» **Instructions for the task**
Copy out every line of the items below word for word, without changing anything.

Element location listings:
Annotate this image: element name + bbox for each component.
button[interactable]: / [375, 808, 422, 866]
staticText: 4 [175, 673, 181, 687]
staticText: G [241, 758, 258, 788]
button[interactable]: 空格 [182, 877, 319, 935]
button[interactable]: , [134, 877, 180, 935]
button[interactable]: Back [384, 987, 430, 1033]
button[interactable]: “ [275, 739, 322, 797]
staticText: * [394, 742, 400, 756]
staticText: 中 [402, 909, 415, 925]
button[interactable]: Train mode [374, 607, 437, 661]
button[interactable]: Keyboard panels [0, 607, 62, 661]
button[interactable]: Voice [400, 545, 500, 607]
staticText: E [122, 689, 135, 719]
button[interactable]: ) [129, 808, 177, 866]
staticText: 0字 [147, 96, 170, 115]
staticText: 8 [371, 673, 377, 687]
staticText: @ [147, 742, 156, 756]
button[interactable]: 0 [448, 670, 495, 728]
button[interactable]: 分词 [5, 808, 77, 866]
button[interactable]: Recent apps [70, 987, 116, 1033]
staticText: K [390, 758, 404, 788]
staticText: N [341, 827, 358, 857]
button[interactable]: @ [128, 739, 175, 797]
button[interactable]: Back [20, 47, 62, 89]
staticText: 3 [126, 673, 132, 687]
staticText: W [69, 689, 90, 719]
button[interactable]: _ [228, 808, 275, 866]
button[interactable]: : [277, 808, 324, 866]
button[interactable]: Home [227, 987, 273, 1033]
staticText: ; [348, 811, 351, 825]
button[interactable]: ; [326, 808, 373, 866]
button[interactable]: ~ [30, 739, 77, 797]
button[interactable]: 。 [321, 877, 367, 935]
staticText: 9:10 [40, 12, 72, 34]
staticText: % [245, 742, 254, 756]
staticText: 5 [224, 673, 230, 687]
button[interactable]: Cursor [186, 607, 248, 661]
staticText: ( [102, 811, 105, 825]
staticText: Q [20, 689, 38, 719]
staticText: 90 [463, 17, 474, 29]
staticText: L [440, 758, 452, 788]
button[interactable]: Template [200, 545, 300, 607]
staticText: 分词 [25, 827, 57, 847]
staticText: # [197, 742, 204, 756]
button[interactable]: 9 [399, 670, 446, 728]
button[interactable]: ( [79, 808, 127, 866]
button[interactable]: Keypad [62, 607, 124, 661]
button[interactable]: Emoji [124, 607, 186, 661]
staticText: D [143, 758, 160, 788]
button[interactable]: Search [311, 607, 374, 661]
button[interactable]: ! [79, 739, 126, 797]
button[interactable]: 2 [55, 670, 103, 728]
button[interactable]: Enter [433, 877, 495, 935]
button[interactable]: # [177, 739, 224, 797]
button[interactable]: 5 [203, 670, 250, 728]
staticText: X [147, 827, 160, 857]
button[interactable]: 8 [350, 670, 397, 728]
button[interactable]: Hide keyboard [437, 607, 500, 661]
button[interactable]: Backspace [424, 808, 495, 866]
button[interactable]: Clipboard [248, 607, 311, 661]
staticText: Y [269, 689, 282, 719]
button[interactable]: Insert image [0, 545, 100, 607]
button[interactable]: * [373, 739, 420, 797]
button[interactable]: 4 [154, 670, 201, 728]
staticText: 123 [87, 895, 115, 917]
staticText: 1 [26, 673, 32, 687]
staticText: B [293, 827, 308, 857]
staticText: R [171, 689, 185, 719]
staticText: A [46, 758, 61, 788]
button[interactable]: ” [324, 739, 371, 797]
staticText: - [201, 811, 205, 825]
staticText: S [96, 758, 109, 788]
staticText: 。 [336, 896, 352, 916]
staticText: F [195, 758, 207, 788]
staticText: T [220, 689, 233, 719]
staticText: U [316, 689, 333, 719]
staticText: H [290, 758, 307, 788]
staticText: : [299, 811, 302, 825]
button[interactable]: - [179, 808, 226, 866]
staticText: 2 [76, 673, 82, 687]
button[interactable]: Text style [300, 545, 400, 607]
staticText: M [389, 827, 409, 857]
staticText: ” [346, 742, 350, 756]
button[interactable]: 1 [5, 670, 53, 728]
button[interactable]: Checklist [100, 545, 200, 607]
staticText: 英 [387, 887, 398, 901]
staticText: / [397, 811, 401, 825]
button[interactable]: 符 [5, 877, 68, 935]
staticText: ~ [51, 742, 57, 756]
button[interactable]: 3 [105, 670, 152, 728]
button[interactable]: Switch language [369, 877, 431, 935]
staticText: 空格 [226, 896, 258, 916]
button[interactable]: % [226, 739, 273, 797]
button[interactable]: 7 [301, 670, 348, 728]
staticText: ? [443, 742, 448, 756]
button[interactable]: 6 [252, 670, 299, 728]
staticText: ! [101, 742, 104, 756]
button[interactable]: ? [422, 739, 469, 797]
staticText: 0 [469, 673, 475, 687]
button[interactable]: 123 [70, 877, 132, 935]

» **Completed exercise**
Annotate this image: element name + bbox for each component.
button[interactable]: / [375, 808, 422, 866]
staticText: 4 [175, 673, 181, 687]
staticText: G [241, 758, 258, 788]
button[interactable]: 空格 [182, 877, 319, 935]
button[interactable]: , [134, 877, 180, 935]
button[interactable]: Back [384, 987, 430, 1033]
button[interactable]: “ [275, 739, 322, 797]
staticText: * [394, 742, 400, 756]
staticText: 中 [402, 909, 415, 925]
button[interactable]: Train mode [374, 607, 437, 661]
button[interactable]: Keyboard panels [0, 607, 62, 661]
button[interactable]: Voice [400, 545, 500, 607]
staticText: E [122, 689, 135, 719]
button[interactable]: ) [129, 808, 177, 866]
staticText: 0字 [147, 96, 170, 115]
staticText: 8 [371, 673, 377, 687]
staticText: @ [147, 742, 156, 756]
button[interactable]: 0 [448, 670, 495, 728]
button[interactable]: 分词 [5, 808, 77, 866]
button[interactable]: Recent apps [70, 987, 116, 1033]
staticText: K [390, 758, 404, 788]
staticText: N [341, 827, 358, 857]
button[interactable]: @ [128, 739, 175, 797]
button[interactable]: Back [20, 47, 62, 89]
staticText: 3 [126, 673, 132, 687]
staticText: W [69, 689, 90, 719]
button[interactable]: _ [228, 808, 275, 866]
button[interactable]: : [277, 808, 324, 866]
button[interactable]: Home [227, 987, 273, 1033]
staticText: ; [348, 811, 351, 825]
button[interactable]: ; [326, 808, 373, 866]
button[interactable]: ~ [30, 739, 77, 797]
button[interactable]: 。 [321, 877, 367, 935]
staticText: 9:10 [40, 12, 72, 34]
staticText: % [245, 742, 254, 756]
staticText: 5 [224, 673, 230, 687]
button[interactable]: Cursor [186, 607, 248, 661]
staticText: ( [102, 811, 105, 825]
staticText: Q [20, 689, 38, 719]
staticText: 90 [463, 17, 474, 29]
staticText: L [440, 758, 452, 788]
button[interactable]: Template [200, 545, 300, 607]
staticText: 分词 [25, 827, 57, 847]
staticText: # [197, 742, 204, 756]
button[interactable]: 9 [399, 670, 446, 728]
button[interactable]: ( [79, 808, 127, 866]
button[interactable]: Keypad [62, 607, 124, 661]
button[interactable]: Emoji [124, 607, 186, 661]
staticText: D [143, 758, 160, 788]
button[interactable]: Search [311, 607, 374, 661]
button[interactable]: ! [79, 739, 126, 797]
button[interactable]: 2 [55, 670, 103, 728]
button[interactable]: Enter [433, 877, 495, 935]
button[interactable]: # [177, 739, 224, 797]
button[interactable]: 5 [203, 670, 250, 728]
staticText: X [147, 827, 160, 857]
button[interactable]: 8 [350, 670, 397, 728]
button[interactable]: Hide keyboard [437, 607, 500, 661]
button[interactable]: Backspace [424, 808, 495, 866]
button[interactable]: Clipboard [248, 607, 311, 661]
staticText: Y [269, 689, 282, 719]
button[interactable]: Insert image [0, 545, 100, 607]
button[interactable]: * [373, 739, 420, 797]
button[interactable]: 4 [154, 670, 201, 728]
staticText: 123 [87, 895, 115, 917]
staticText: 1 [26, 673, 32, 687]
staticText: B [293, 827, 308, 857]
staticText: R [171, 689, 185, 719]
staticText: A [46, 758, 61, 788]
button[interactable]: ” [324, 739, 371, 797]
staticText: - [201, 811, 205, 825]
staticText: S [96, 758, 109, 788]
staticText: 。 [336, 896, 352, 916]
staticText: F [195, 758, 207, 788]
staticText: T [220, 689, 233, 719]
staticText: U [316, 689, 333, 719]
staticText: H [290, 758, 307, 788]
staticText: : [299, 811, 302, 825]
button[interactable]: - [179, 808, 226, 866]
staticText: 2 [76, 673, 82, 687]
button[interactable]: Text style [300, 545, 400, 607]
staticText: M [389, 827, 409, 857]
staticText: ” [346, 742, 350, 756]
button[interactable]: 1 [5, 670, 53, 728]
button[interactable]: Checklist [100, 545, 200, 607]
staticText: 英 [387, 887, 398, 901]
staticText: / [397, 811, 401, 825]
button[interactable]: 符 [5, 877, 68, 935]
staticText: ~ [51, 742, 57, 756]
button[interactable]: 3 [105, 670, 152, 728]
button[interactable]: Switch language [369, 877, 431, 935]
staticText: 空格 [226, 896, 258, 916]
button[interactable]: % [226, 739, 273, 797]
button[interactable]: 7 [301, 670, 348, 728]
staticText: ? [443, 742, 448, 756]
button[interactable]: 6 [252, 670, 299, 728]
staticText: ! [101, 742, 104, 756]
button[interactable]: ? [422, 739, 469, 797]
staticText: 0 [469, 673, 475, 687]
button[interactable]: 123 [70, 877, 132, 935]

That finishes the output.